• [Short task]: Count every line below that contains "yesterday", then state the total with no other output.

[Source records]
★ ★ ★ ★

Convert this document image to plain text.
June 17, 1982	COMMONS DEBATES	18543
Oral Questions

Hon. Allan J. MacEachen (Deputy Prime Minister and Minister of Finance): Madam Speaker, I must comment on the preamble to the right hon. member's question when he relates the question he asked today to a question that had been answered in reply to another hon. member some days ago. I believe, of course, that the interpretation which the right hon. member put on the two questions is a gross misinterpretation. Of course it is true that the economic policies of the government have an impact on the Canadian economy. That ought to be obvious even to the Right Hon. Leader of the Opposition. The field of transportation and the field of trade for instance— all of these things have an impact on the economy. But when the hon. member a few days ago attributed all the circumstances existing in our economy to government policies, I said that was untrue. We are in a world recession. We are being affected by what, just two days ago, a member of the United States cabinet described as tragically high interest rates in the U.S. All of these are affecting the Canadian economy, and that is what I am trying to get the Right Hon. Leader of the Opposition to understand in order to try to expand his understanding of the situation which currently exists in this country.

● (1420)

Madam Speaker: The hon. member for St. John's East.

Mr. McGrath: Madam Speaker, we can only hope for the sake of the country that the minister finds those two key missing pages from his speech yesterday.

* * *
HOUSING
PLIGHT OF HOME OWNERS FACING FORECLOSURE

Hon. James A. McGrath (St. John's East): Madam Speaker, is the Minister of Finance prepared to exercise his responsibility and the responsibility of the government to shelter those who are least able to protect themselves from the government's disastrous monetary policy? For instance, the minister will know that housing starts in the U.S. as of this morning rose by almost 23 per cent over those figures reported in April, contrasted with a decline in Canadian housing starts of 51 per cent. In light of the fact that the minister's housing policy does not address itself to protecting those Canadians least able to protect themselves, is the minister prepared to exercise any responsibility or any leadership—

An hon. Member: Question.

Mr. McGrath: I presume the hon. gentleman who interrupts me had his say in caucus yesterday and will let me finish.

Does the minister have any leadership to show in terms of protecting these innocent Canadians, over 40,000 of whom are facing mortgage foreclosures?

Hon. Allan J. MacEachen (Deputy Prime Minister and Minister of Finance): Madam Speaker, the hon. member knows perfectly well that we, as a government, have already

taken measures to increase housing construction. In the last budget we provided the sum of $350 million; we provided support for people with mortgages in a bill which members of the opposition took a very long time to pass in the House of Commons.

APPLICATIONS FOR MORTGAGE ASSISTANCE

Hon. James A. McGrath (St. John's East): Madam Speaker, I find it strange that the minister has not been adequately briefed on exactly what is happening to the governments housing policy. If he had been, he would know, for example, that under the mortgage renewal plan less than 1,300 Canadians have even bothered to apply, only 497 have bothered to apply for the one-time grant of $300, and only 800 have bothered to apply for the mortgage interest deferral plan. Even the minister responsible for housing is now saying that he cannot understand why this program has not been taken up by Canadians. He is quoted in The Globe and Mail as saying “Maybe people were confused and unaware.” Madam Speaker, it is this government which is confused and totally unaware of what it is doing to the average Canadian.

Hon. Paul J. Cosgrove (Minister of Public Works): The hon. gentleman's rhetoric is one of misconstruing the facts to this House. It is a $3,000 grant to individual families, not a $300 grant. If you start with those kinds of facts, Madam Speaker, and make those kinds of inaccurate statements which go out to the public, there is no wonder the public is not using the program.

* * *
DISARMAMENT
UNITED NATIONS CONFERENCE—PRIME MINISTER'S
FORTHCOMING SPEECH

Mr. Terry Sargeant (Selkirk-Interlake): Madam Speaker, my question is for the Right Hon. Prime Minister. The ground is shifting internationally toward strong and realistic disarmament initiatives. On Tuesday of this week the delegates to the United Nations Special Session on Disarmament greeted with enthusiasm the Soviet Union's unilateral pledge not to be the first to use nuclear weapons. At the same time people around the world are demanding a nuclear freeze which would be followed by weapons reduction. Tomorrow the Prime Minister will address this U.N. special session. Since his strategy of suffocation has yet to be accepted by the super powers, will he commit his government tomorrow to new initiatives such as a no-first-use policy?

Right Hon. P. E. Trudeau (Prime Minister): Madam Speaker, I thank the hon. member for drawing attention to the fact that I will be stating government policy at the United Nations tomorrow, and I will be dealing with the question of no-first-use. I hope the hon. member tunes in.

★ ★ ★ ★

• [Response]: 2